STATED GOAL: Repeat the material verbatim. Images are excluded from the copy.

DATASET RECORDS:
------------------------

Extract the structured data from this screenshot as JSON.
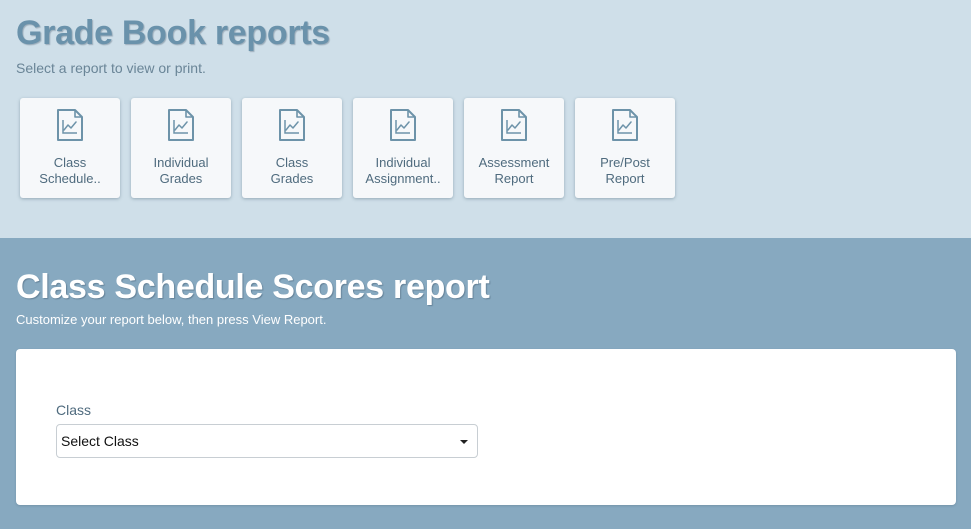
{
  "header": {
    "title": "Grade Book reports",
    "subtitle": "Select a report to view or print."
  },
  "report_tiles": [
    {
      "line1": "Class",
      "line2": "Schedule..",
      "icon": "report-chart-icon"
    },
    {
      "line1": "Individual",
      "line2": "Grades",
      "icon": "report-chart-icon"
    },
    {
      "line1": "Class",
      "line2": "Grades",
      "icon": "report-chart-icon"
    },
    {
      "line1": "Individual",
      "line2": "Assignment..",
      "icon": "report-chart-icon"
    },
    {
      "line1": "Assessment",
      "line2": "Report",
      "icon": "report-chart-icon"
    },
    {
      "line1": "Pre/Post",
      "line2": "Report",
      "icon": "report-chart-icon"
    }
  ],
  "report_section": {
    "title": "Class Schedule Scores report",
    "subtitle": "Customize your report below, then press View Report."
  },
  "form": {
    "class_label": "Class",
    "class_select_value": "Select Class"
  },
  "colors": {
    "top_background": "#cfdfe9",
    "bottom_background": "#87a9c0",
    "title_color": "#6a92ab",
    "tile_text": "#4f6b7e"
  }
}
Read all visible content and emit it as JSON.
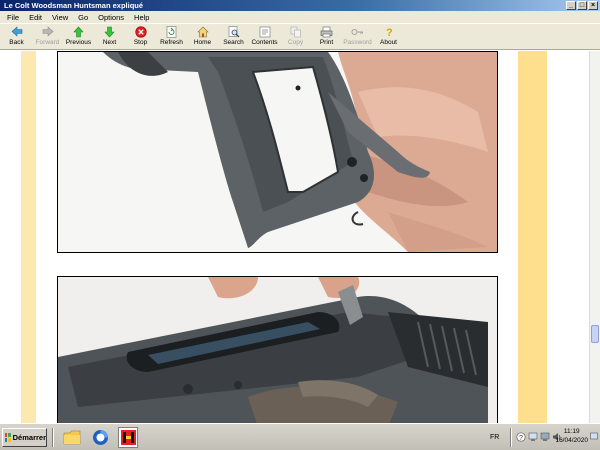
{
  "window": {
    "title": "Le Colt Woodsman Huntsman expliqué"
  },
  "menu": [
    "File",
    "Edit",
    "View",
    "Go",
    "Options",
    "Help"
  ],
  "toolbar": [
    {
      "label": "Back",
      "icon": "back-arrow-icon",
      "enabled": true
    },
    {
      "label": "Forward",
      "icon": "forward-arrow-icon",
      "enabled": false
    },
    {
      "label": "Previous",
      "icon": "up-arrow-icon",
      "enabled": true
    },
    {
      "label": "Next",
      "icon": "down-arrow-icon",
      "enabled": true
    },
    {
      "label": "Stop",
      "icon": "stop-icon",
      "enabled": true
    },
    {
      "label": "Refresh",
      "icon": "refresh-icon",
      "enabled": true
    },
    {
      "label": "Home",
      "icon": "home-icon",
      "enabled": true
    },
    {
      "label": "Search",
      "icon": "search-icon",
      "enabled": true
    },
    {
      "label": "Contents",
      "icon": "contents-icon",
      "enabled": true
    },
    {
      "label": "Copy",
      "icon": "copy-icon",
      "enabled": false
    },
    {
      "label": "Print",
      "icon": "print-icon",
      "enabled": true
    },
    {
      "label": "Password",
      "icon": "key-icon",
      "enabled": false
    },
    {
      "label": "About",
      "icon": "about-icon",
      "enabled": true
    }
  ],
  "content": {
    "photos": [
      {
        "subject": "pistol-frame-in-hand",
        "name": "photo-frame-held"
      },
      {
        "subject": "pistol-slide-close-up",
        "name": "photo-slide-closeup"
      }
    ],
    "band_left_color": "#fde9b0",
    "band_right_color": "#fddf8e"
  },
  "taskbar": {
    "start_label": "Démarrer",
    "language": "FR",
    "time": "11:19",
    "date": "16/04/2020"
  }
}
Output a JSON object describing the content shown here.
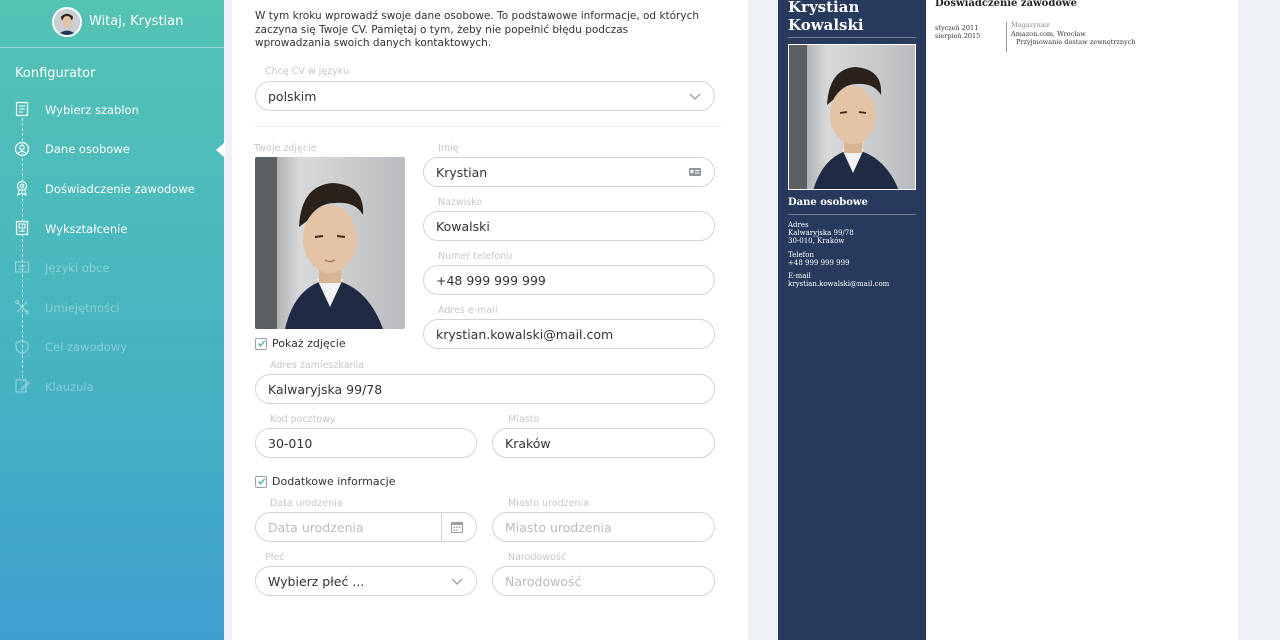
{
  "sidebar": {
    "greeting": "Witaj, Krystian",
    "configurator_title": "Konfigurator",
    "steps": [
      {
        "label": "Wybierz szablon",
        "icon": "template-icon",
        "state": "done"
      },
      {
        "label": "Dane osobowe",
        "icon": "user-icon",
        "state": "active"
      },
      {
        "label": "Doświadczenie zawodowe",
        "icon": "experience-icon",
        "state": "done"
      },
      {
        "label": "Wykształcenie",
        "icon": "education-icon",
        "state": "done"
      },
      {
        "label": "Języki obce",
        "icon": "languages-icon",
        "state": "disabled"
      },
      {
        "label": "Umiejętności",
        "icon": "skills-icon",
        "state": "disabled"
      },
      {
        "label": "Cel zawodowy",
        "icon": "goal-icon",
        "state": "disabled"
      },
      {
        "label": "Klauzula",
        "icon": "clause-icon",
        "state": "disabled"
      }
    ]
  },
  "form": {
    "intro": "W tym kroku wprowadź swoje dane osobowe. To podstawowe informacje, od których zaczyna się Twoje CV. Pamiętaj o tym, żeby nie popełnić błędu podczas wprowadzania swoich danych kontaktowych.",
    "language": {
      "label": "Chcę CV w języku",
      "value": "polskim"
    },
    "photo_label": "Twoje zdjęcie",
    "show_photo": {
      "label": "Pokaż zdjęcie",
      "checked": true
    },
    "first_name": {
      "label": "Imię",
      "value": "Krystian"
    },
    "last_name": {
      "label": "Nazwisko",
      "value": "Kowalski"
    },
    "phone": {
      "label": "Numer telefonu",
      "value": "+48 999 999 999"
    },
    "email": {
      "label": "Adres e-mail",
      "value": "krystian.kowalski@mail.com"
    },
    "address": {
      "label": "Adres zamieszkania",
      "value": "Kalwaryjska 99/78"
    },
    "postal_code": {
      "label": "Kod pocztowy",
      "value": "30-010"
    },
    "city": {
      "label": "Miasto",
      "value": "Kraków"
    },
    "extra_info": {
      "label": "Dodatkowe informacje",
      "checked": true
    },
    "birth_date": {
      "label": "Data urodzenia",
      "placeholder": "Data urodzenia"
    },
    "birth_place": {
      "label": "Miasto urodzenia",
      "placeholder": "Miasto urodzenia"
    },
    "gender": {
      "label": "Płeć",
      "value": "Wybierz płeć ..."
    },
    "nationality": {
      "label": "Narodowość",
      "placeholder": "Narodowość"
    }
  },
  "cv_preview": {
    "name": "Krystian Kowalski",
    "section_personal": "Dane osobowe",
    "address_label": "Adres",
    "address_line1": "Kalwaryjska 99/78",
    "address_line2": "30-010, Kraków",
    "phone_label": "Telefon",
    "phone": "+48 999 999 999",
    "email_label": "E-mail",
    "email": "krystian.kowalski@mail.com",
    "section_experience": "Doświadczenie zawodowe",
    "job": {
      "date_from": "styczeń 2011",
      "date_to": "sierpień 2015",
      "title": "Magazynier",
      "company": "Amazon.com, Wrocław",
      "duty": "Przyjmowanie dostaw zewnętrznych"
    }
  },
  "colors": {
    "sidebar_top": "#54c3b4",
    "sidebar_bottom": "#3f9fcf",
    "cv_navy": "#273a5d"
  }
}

------------------------

THE OUTPUT:
Extract the structured data from this screenshot as JSON.
{
  "header": {
    "title": "Grade Book reports",
    "subtitle": "Select a report to view or print."
  },
  "report_tiles": [
    {
      "line1": "Class",
      "line2": "Schedule..",
      "icon": "report-chart-icon"
    },
    {
      "line1": "Individual",
      "line2": "Grades",
      "icon": "report-chart-icon"
    },
    {
      "line1": "Class",
      "line2": "Grades",
      "icon": "report-chart-icon"
    },
    {
      "line1": "Individual",
      "line2": "Assignment..",
      "icon": "report-chart-icon"
    },
    {
      "line1": "Assessment",
      "line2": "Report",
      "icon": "report-chart-icon"
    },
    {
      "line1": "Pre/Post",
      "line2": "Report",
      "icon": "report-chart-icon"
    }
  ],
  "report_section": {
    "title": "Class Schedule Scores report",
    "subtitle": "Customize your report below, then press View Report."
  },
  "form": {
    "class_label": "Class",
    "class_select_value": "Select Class"
  },
  "colors": {
    "top_background": "#cfdfe9",
    "bottom_background": "#87a9c0",
    "title_color": "#6a92ab",
    "tile_text": "#4f6b7e"
  }
}
Read all visible content and emit it as JSON.
{
  "window": {
    "title": "Le Colt Woodsman Huntsman expliqué"
  },
  "menu": [
    "File",
    "Edit",
    "View",
    "Go",
    "Options",
    "Help"
  ],
  "toolbar": [
    {
      "label": "Back",
      "icon": "back-arrow-icon",
      "enabled": true
    },
    {
      "label": "Forward",
      "icon": "forward-arrow-icon",
      "enabled": false
    },
    {
      "label": "Previous",
      "icon": "up-arrow-icon",
      "enabled": true
    },
    {
      "label": "Next",
      "icon": "down-arrow-icon",
      "enabled": true
    },
    {
      "label": "Stop",
      "icon": "stop-icon",
      "enabled": true
    },
    {
      "label": "Refresh",
      "icon": "refresh-icon",
      "enabled": true
    },
    {
      "label": "Home",
      "icon": "home-icon",
      "enabled": true
    },
    {
      "label": "Search",
      "icon": "search-icon",
      "enabled": true
    },
    {
      "label": "Contents",
      "icon": "contents-icon",
      "enabled": true
    },
    {
      "label": "Copy",
      "icon": "copy-icon",
      "enabled": false
    },
    {
      "label": "Print",
      "icon": "print-icon",
      "enabled": true
    },
    {
      "label": "Password",
      "icon": "key-icon",
      "enabled": false
    },
    {
      "label": "About",
      "icon": "about-icon",
      "enabled": true
    }
  ],
  "content": {
    "photos": [
      {
        "subject": "pistol-frame-in-hand",
        "name": "photo-frame-held"
      },
      {
        "subject": "pistol-slide-close-up",
        "name": "photo-slide-closeup"
      }
    ],
    "band_left_color": "#fde9b0",
    "band_right_color": "#fddf8e"
  },
  "taskbar": {
    "start_label": "Démarrer",
    "language": "FR",
    "time": "11:19",
    "date": "16/04/2020"
  }
}
Output a JSON object describing the content shown here.
{
  "sidebar": {
    "greeting": "Witaj, Krystian",
    "configurator_title": "Konfigurator",
    "steps": [
      {
        "label": "Wybierz szablon",
        "icon": "template-icon",
        "state": "done"
      },
      {
        "label": "Dane osobowe",
        "icon": "user-icon",
        "state": "active"
      },
      {
        "label": "Doświadczenie zawodowe",
        "icon": "experience-icon",
        "state": "done"
      },
      {
        "label": "Wykształcenie",
        "icon": "education-icon",
        "state": "done"
      },
      {
        "label": "Języki obce",
        "icon": "languages-icon",
        "state": "disabled"
      },
      {
        "label": "Umiejętności",
        "icon": "skills-icon",
        "state": "disabled"
      },
      {
        "label": "Cel zawodowy",
        "icon": "goal-icon",
        "state": "disabled"
      },
      {
        "label": "Klauzula",
        "icon": "clause-icon",
        "state": "disabled"
      }
    ]
  },
  "form": {
    "intro": "W tym kroku wprowadź swoje dane osobowe. To podstawowe informacje, od których zaczyna się Twoje CV. Pamiętaj o tym, żeby nie popełnić błędu podczas wprowadzania swoich danych kontaktowych.",
    "language": {
      "label": "Chcę CV w języku",
      "value": "polskim"
    },
    "photo_label": "Twoje zdjęcie",
    "show_photo": {
      "label": "Pokaż zdjęcie",
      "checked": true
    },
    "first_name": {
      "label": "Imię",
      "value": "Krystian"
    },
    "last_name": {
      "label": "Nazwisko",
      "value": "Kowalski"
    },
    "phone": {
      "label": "Numer telefonu",
      "value": "+48 999 999 999"
    },
    "email": {
      "label": "Adres e-mail",
      "value": "krystian.kowalski@mail.com"
    },
    "address": {
      "label": "Adres zamieszkania",
      "value": "Kalwaryjska 99/78"
    },
    "postal_code": {
      "label": "Kod pocztowy",
      "value": "30-010"
    },
    "city": {
      "label": "Miasto",
      "value": "Kraków"
    },
    "extra_info": {
      "label": "Dodatkowe informacje",
      "checked": true
    },
    "birth_date": {
      "label": "Data urodzenia",
      "placeholder": "Data urodzenia"
    },
    "birth_place": {
      "label": "Miasto urodzenia",
      "placeholder": "Miasto urodzenia"
    },
    "gender": {
      "label": "Płeć",
      "value": "Wybierz płeć ..."
    },
    "nationality": {
      "label": "Narodowość",
      "placeholder": "Narodowość"
    }
  },
  "cv_preview": {
    "name": "Krystian Kowalski",
    "section_personal": "Dane osobowe",
    "address_label": "Adres",
    "address_line1": "Kalwaryjska 99/78",
    "address_line2": "30-010, Kraków",
    "phone_label": "Telefon",
    "phone": "+48 999 999 999",
    "email_label": "E-mail",
    "email": "krystian.kowalski@mail.com",
    "section_experience": "Doświadczenie zawodowe",
    "job": {
      "date_from": "styczeń 2011",
      "date_to": "sierpień 2015",
      "title": "Magazynier",
      "company": "Amazon.com, Wrocław",
      "duty": "Przyjmowanie dostaw zewnętrznych"
    }
  },
  "colors": {
    "sidebar_top": "#54c3b4",
    "sidebar_bottom": "#3f9fcf",
    "cv_navy": "#273a5d"
  }
}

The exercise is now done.